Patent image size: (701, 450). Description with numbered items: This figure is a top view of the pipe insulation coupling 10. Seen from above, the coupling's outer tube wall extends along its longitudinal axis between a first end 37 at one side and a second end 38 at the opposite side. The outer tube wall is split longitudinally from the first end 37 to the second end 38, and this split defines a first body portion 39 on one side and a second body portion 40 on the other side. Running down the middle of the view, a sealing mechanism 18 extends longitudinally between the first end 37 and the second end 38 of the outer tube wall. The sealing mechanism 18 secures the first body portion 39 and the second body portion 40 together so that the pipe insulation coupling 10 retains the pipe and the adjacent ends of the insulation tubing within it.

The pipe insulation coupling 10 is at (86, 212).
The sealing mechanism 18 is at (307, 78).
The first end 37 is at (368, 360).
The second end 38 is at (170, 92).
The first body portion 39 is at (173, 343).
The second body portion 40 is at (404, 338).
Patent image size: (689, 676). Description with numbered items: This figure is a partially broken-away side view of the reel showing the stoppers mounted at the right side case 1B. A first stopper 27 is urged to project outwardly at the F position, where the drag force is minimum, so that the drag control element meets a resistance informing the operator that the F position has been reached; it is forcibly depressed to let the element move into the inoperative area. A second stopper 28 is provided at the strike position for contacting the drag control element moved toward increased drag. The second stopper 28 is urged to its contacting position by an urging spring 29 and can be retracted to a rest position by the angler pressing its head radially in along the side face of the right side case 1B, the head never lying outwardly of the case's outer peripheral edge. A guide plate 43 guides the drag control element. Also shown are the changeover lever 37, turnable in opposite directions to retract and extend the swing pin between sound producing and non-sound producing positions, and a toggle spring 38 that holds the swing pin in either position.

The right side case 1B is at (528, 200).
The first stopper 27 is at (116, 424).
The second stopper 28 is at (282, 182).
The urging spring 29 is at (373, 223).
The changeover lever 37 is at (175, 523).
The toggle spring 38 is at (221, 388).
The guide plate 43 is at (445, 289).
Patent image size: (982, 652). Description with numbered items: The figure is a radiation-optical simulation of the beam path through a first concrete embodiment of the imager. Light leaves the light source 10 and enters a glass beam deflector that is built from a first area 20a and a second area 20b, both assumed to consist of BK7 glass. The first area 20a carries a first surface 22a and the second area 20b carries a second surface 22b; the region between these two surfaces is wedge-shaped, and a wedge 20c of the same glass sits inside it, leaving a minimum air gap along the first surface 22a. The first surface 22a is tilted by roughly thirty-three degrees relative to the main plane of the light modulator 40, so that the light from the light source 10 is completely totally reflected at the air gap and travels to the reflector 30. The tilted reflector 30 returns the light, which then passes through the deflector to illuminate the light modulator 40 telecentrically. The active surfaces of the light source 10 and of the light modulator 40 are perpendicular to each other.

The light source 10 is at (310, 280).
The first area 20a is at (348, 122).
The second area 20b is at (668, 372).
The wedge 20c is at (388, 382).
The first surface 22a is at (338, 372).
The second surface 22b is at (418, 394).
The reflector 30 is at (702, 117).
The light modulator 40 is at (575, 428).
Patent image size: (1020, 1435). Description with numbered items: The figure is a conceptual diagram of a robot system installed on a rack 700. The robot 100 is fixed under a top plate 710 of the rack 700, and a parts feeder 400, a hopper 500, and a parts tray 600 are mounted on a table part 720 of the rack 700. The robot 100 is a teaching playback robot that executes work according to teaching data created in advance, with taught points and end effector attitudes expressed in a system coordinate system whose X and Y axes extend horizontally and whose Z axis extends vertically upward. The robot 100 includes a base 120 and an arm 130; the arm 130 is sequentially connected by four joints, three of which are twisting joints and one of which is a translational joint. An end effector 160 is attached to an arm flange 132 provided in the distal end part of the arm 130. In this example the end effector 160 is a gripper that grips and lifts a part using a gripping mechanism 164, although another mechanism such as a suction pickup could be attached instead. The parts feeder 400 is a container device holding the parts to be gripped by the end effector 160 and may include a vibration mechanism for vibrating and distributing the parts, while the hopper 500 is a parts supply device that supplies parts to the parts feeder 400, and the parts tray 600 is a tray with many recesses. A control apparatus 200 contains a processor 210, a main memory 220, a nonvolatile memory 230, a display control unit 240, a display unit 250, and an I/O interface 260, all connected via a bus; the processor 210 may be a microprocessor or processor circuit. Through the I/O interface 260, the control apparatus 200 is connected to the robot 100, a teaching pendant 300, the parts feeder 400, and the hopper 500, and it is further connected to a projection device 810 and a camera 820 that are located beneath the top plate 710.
________________
> **TRABALHO SOLICITADO**
Copie todas as linhas acima sem alterar nada.

> **RESPOSTA ESPERADA**
Patent image size: (701, 450). Description with numbered items: This figure is a top view of the pipe insulation coupling 10. Seen from above, the coupling's outer tube wall extends along its longitudinal axis between a first end 37 at one side and a second end 38 at the opposite side. The outer tube wall is split longitudinally from the first end 37 to the second end 38, and this split defines a first body portion 39 on one side and a second body portion 40 on the other side. Running down the middle of the view, a sealing mechanism 18 extends longitudinally between the first end 37 and the second end 38 of the outer tube wall. The sealing mechanism 18 secures the first body portion 39 and the second body portion 40 together so that the pipe insulation coupling 10 retains the pipe and the adjacent ends of the insulation tubing within it.

The pipe insulation coupling 10 is at (86, 212).
The sealing mechanism 18 is at (307, 78).
The first end 37 is at (368, 360).
The second end 38 is at (170, 92).
The first body portion 39 is at (173, 343).
The second body portion 40 is at (404, 338).
Patent image size: (689, 676). Description with numbered items: This figure is a partially broken-away side view of the reel showing the stoppers mounted at the right side case 1B. A first stopper 27 is urged to project outwardly at the F position, where the drag force is minimum, so that the drag control element meets a resistance informing the operator that the F position has been reached; it is forcibly depressed to let the element move into the inoperative area. A second stopper 28 is provided at the strike position for contacting the drag control element moved toward increased drag. The second stopper 28 is urged to its contacting position by an urging spring 29 and can be retracted to a rest position by the angler pressing its head radially in along the side face of the right side case 1B, the head never lying outwardly of the case's outer peripheral edge. A guide plate 43 guides the drag control element. Also shown are the changeover lever 37, turnable in opposite directions to retract and extend the swing pin between sound producing and non-sound producing positions, and a toggle spring 38 that holds the swing pin in either position.

The right side case 1B is at (528, 200).
The first stopper 27 is at (116, 424).
The second stopper 28 is at (282, 182).
The urging spring 29 is at (373, 223).
The changeover lever 37 is at (175, 523).
The toggle spring 38 is at (221, 388).
The guide plate 43 is at (445, 289).
Patent image size: (982, 652). Description with numbered items: The figure is a radiation-optical simulation of the beam path through a first concrete embodiment of the imager. Light leaves the light source 10 and enters a glass beam deflector that is built from a first area 20a and a second area 20b, both assumed to consist of BK7 glass. The first area 20a carries a first surface 22a and the second area 20b carries a second surface 22b; the region between these two surfaces is wedge-shaped, and a wedge 20c of the same glass sits inside it, leaving a minimum air gap along the first surface 22a. The first surface 22a is tilted by roughly thirty-three degrees relative to the main plane of the light modulator 40, so that the light from the light source 10 is completely totally reflected at the air gap and travels to the reflector 30. The tilted reflector 30 returns the light, which then passes through the deflector to illuminate the light modulator 40 telecentrically. The active surfaces of the light source 10 and of the light modulator 40 are perpendicular to each other.

The light source 10 is at (310, 280).
The first area 20a is at (348, 122).
The second area 20b is at (668, 372).
The wedge 20c is at (388, 382).
The first surface 22a is at (338, 372).
The second surface 22b is at (418, 394).
The reflector 30 is at (702, 117).
The light modulator 40 is at (575, 428).
Patent image size: (1020, 1435). Description with numbered items: The figure is a conceptual diagram of a robot system installed on a rack 700. The robot 100 is fixed under a top plate 710 of the rack 700, and a parts feeder 400, a hopper 500, and a parts tray 600 are mounted on a table part 720 of the rack 700. The robot 100 is a teaching playback robot that executes work according to teaching data created in advance, with taught points and end effector attitudes expressed in a system coordinate system whose X and Y axes extend horizontally and whose Z axis extends vertically upward. The robot 100 includes a base 120 and an arm 130; the arm 130 is sequentially connected by four joints, three of which are twisting joints and one of which is a translational joint. An end effector 160 is attached to an arm flange 132 provided in the distal end part of the arm 130. In this example the end effector 160 is a gripper that grips and lifts a part using a gripping mechanism 164, although another mechanism such as a suction pickup could be attached instead. The parts feeder 400 is a container device holding the parts to be gripped by the end effector 160 and may include a vibration mechanism for vibrating and distributing the parts, while the hopper 500 is a parts supply device that supplies parts to the parts feeder 400, and the parts tray 600 is a tray with many recesses. A control apparatus 200 contains a processor 210, a main memory 220, a nonvolatile memory 230, a display control unit 240, a display unit 250, and an I/O interface 260, all connected via a bus; the processor 210 may be a microprocessor or processor circuit. Through the I/O interface 260, the control apparatus 200 is connected to the robot 100, a teaching pendant 300, the parts feeder 400, and the hopper 500, and it is further connected to a projection device 810 and a camera 820 that are located beneath the top plate 710.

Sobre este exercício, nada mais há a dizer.